▶ **What this task involves**:
Copy each record exactly as it reads, leaving out any pictures it holds.

▶ **Data extract**:

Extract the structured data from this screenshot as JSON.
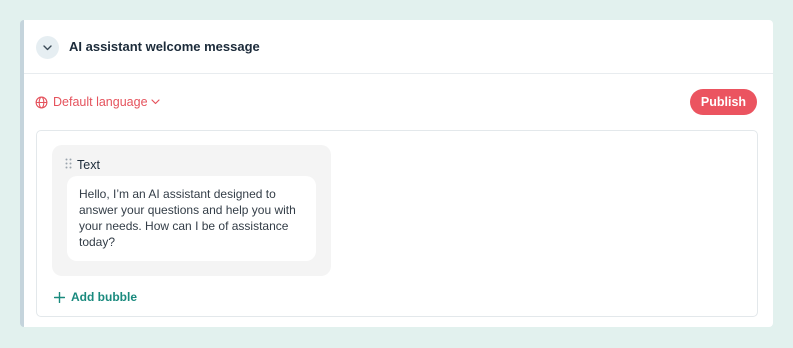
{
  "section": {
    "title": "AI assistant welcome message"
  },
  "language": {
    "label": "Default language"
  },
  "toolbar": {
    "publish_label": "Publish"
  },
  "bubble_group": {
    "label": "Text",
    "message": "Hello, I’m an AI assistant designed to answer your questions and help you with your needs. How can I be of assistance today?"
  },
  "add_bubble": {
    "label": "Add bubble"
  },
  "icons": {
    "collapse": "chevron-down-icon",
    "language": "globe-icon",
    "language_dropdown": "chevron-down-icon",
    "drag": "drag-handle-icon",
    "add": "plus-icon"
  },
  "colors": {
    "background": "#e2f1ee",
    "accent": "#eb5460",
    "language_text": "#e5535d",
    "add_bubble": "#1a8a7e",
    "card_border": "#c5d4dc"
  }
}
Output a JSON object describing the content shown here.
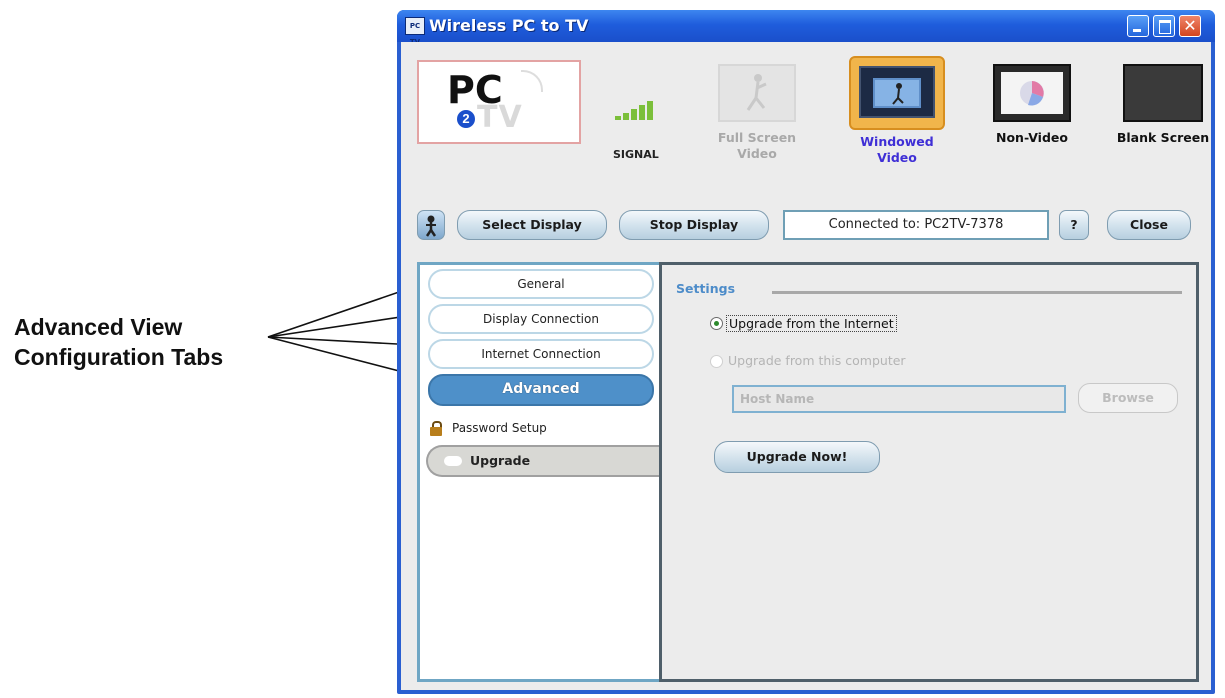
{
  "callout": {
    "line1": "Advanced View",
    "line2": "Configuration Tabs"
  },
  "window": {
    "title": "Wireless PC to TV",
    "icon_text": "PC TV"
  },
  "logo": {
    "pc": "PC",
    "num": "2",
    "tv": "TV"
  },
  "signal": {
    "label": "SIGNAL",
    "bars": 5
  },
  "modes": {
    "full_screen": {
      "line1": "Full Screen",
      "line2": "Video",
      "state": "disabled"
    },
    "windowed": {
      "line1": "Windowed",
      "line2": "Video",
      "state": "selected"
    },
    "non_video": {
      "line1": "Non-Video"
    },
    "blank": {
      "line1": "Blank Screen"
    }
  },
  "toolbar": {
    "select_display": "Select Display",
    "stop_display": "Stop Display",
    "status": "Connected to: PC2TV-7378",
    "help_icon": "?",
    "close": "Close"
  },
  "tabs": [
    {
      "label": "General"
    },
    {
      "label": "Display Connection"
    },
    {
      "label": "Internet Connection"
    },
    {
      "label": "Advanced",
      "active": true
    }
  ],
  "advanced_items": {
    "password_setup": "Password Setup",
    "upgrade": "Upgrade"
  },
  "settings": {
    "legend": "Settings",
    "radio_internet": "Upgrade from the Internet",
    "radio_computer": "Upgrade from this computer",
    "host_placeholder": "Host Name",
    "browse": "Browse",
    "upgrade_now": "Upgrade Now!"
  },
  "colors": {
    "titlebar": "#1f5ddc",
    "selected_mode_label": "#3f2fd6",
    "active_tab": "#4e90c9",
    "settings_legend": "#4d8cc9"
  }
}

▶ **Result of the exercise**:
Extract the structured data from this screenshot as JSON.
{
  "section": {
    "title": "AI assistant welcome message"
  },
  "language": {
    "label": "Default language"
  },
  "toolbar": {
    "publish_label": "Publish"
  },
  "bubble_group": {
    "label": "Text",
    "message": "Hello, I’m an AI assistant designed to answer your questions and help you with your needs. How can I be of assistance today?"
  },
  "add_bubble": {
    "label": "Add bubble"
  },
  "icons": {
    "collapse": "chevron-down-icon",
    "language": "globe-icon",
    "language_dropdown": "chevron-down-icon",
    "drag": "drag-handle-icon",
    "add": "plus-icon"
  },
  "colors": {
    "background": "#e2f1ee",
    "accent": "#eb5460",
    "language_text": "#e5535d",
    "add_bubble": "#1a8a7e",
    "card_border": "#c5d4dc"
  }
}
Output a JSON object describing the content shown here.
{
  "callout": {
    "line1": "Advanced View",
    "line2": "Configuration Tabs"
  },
  "window": {
    "title": "Wireless PC to TV",
    "icon_text": "PC TV"
  },
  "logo": {
    "pc": "PC",
    "num": "2",
    "tv": "TV"
  },
  "signal": {
    "label": "SIGNAL",
    "bars": 5
  },
  "modes": {
    "full_screen": {
      "line1": "Full Screen",
      "line2": "Video",
      "state": "disabled"
    },
    "windowed": {
      "line1": "Windowed",
      "line2": "Video",
      "state": "selected"
    },
    "non_video": {
      "line1": "Non-Video"
    },
    "blank": {
      "line1": "Blank Screen"
    }
  },
  "toolbar": {
    "select_display": "Select Display",
    "stop_display": "Stop Display",
    "status": "Connected to: PC2TV-7378",
    "help_icon": "?",
    "close": "Close"
  },
  "tabs": [
    {
      "label": "General"
    },
    {
      "label": "Display Connection"
    },
    {
      "label": "Internet Connection"
    },
    {
      "label": "Advanced",
      "active": true
    }
  ],
  "advanced_items": {
    "password_setup": "Password Setup",
    "upgrade": "Upgrade"
  },
  "settings": {
    "legend": "Settings",
    "radio_internet": "Upgrade from the Internet",
    "radio_computer": "Upgrade from this computer",
    "host_placeholder": "Host Name",
    "browse": "Browse",
    "upgrade_now": "Upgrade Now!"
  },
  "colors": {
    "titlebar": "#1f5ddc",
    "selected_mode_label": "#3f2fd6",
    "active_tab": "#4e90c9",
    "settings_legend": "#4d8cc9"
  }
}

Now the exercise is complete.